Nothing but the records, copied exactly and stripped of pictures, should be in the answer.

EXCERPTED RECORDS below:

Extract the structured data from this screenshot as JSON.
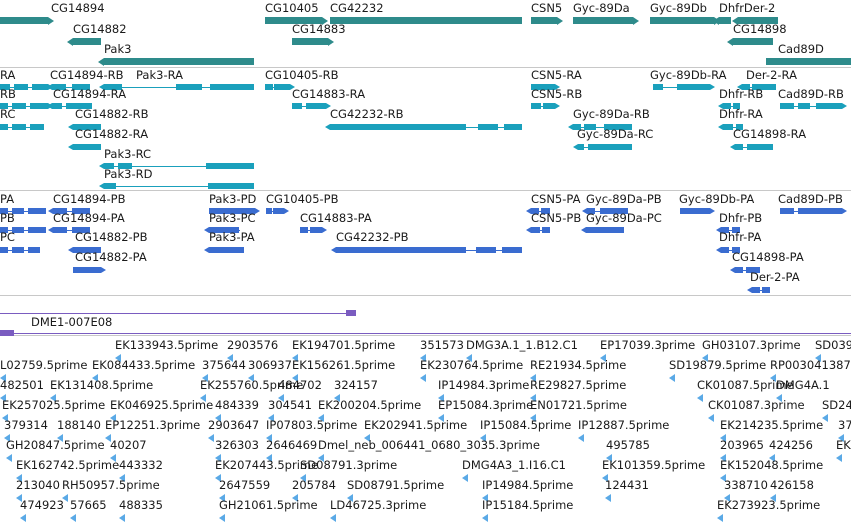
{
  "colors": {
    "gene": "#2e8b8b",
    "transcript": "#1aa0bc",
    "protein": "#3a6cd0",
    "clone": "#7a5cc0",
    "est": "#5aa9e6",
    "separator": "#c8c8c8",
    "text": "#1a1a1a"
  },
  "track_genes": {
    "labels": [
      "CG14894",
      "CG14882",
      "Pak3",
      "CG10405",
      "CG42232",
      "CG14883",
      "CSN5",
      "Gyc-89Da",
      "Gyc-89Db",
      "DhfrDer-2",
      "CG14898",
      "Cad89D"
    ]
  },
  "track_transcripts": {
    "labels": [
      "RA",
      "CG14894-RB",
      "Pak3-RA",
      "CG10405-RB",
      "CSN5-RA",
      "Gyc-89Db-RA",
      "Der-2-RA",
      "RB",
      "CG14894-RA",
      "CG14883-RA",
      "CSN5-RB",
      "Dhfr-RB",
      "Cad89D-RB",
      "RC",
      "CG14882-RB",
      "CG42232-RB",
      "Gyc-89Da-RB",
      "Dhfr-RA",
      "CG14882-RA",
      "Gyc-89Da-RC",
      "CG14898-RA",
      "Pak3-RC",
      "Pak3-RD"
    ]
  },
  "track_proteins": {
    "labels": [
      "PA",
      "CG14894-PB",
      "Pak3-PD",
      "CG10405-PB",
      "CSN5-PA",
      "Gyc-89Da-PB",
      "Gyc-89Db-PA",
      "Cad89D-PB",
      "PB",
      "CG14894-PA",
      "Pak3-PC",
      "CG14883-PA",
      "CSN5-PB",
      "Gyc-89Da-PC",
      "Dhfr-PB",
      "PC",
      "CG14882-PB",
      "Pak3-PA",
      "CG42232-PB",
      "Dhfr-PA",
      "CG14882-PA",
      "CG14898-PA",
      "Der-2-PA"
    ]
  },
  "track_clones": {
    "labels": [
      "DME1-007E08"
    ]
  },
  "track_ests": {
    "labels": [
      "EK133943.5prime",
      "2903576",
      "EK194701.5prime",
      "351573",
      "DMG3A.1_1.B12.C1",
      "EP17039.3prime",
      "GH03107.3prime",
      "SD039",
      "L02759.5prime",
      "EK084433.5prime",
      "375644",
      "306937",
      "EK156261.5prime",
      "EK230764.5prime",
      "RE21934.5prime",
      "SD19879.5prime",
      "RP003041387",
      "482501",
      "EK131408.5prime",
      "EK255760.5prime",
      "484702",
      "324157",
      "IP14984.3prime",
      "RE29827.5prime",
      "CK01087.5prime",
      "DMG4A.1",
      "EK257025.5prime",
      "EK046925.5prime",
      "484339",
      "304541",
      "EK200204.5prime",
      "EP15084.3prime",
      "EN01721.5prime",
      "CK01087.3prime",
      "SD24",
      "379314",
      "188140",
      "EP12251.3prime",
      "2903647",
      "IP07803.5prime",
      "EK202941.5prime",
      "IP15084.5prime",
      "IP12887.5prime",
      "EK214235.5prime",
      "37",
      "GH20847.5prime",
      "40207",
      "326303",
      "2646469",
      "Dmel_neb_006441_0680_3035.3prime",
      "495785",
      "203965",
      "424256",
      "EK",
      "EK162742.5prime",
      "443332",
      "EK207443.5prime",
      "SD08791.3prime",
      "DMG4A3_1.I16.C1",
      "EK101359.5prime",
      "EK152048.5prime",
      "213040",
      "RH50957.5prime",
      "2647559",
      "205784",
      "SD08791.5prime",
      "IP14984.5prime",
      "124431",
      "338710",
      "426158",
      "474923",
      "57665",
      "488335",
      "GH21061.5prime",
      "LD46725.3prime",
      "IP15184.5prime",
      "EK273923.5prime"
    ]
  }
}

End of EXCERPTED RECORDS.

--- ANSWER FOR THE TASK ---
Extract the structured data from this screenshot as JSON.
{
  "colors": {
    "gene": "#2e8b8b",
    "transcript": "#1aa0bc",
    "protein": "#3a6cd0",
    "clone": "#7a5cc0",
    "est": "#5aa9e6",
    "separator": "#c8c8c8",
    "text": "#1a1a1a"
  },
  "track_genes": {
    "labels": [
      "CG14894",
      "CG14882",
      "Pak3",
      "CG10405",
      "CG42232",
      "CG14883",
      "CSN5",
      "Gyc-89Da",
      "Gyc-89Db",
      "DhfrDer-2",
      "CG14898",
      "Cad89D"
    ]
  },
  "track_transcripts": {
    "labels": [
      "RA",
      "CG14894-RB",
      "Pak3-RA",
      "CG10405-RB",
      "CSN5-RA",
      "Gyc-89Db-RA",
      "Der-2-RA",
      "RB",
      "CG14894-RA",
      "CG14883-RA",
      "CSN5-RB",
      "Dhfr-RB",
      "Cad89D-RB",
      "RC",
      "CG14882-RB",
      "CG42232-RB",
      "Gyc-89Da-RB",
      "Dhfr-RA",
      "CG14882-RA",
      "Gyc-89Da-RC",
      "CG14898-RA",
      "Pak3-RC",
      "Pak3-RD"
    ]
  },
  "track_proteins": {
    "labels": [
      "PA",
      "CG14894-PB",
      "Pak3-PD",
      "CG10405-PB",
      "CSN5-PA",
      "Gyc-89Da-PB",
      "Gyc-89Db-PA",
      "Cad89D-PB",
      "PB",
      "CG14894-PA",
      "Pak3-PC",
      "CG14883-PA",
      "CSN5-PB",
      "Gyc-89Da-PC",
      "Dhfr-PB",
      "PC",
      "CG14882-PB",
      "Pak3-PA",
      "CG42232-PB",
      "Dhfr-PA",
      "CG14882-PA",
      "CG14898-PA",
      "Der-2-PA"
    ]
  },
  "track_clones": {
    "labels": [
      "DME1-007E08"
    ]
  },
  "track_ests": {
    "labels": [
      "EK133943.5prime",
      "2903576",
      "EK194701.5prime",
      "351573",
      "DMG3A.1_1.B12.C1",
      "EP17039.3prime",
      "GH03107.3prime",
      "SD039",
      "L02759.5prime",
      "EK084433.5prime",
      "375644",
      "306937",
      "EK156261.5prime",
      "EK230764.5prime",
      "RE21934.5prime",
      "SD19879.5prime",
      "RP003041387",
      "482501",
      "EK131408.5prime",
      "EK255760.5prime",
      "484702",
      "324157",
      "IP14984.3prime",
      "RE29827.5prime",
      "CK01087.5prime",
      "DMG4A.1",
      "EK257025.5prime",
      "EK046925.5prime",
      "484339",
      "304541",
      "EK200204.5prime",
      "EP15084.3prime",
      "EN01721.5prime",
      "CK01087.3prime",
      "SD24",
      "379314",
      "188140",
      "EP12251.3prime",
      "2903647",
      "IP07803.5prime",
      "EK202941.5prime",
      "IP15084.5prime",
      "IP12887.5prime",
      "EK214235.5prime",
      "37",
      "GH20847.5prime",
      "40207",
      "326303",
      "2646469",
      "Dmel_neb_006441_0680_3035.3prime",
      "495785",
      "203965",
      "424256",
      "EK",
      "EK162742.5prime",
      "443332",
      "EK207443.5prime",
      "SD08791.3prime",
      "DMG4A3_1.I16.C1",
      "EK101359.5prime",
      "EK152048.5prime",
      "213040",
      "RH50957.5prime",
      "2647559",
      "205784",
      "SD08791.5prime",
      "IP14984.5prime",
      "124431",
      "338710",
      "426158",
      "474923",
      "57665",
      "488335",
      "GH21061.5prime",
      "LD46725.3prime",
      "IP15184.5prime",
      "EK273923.5prime"
    ]
  }
}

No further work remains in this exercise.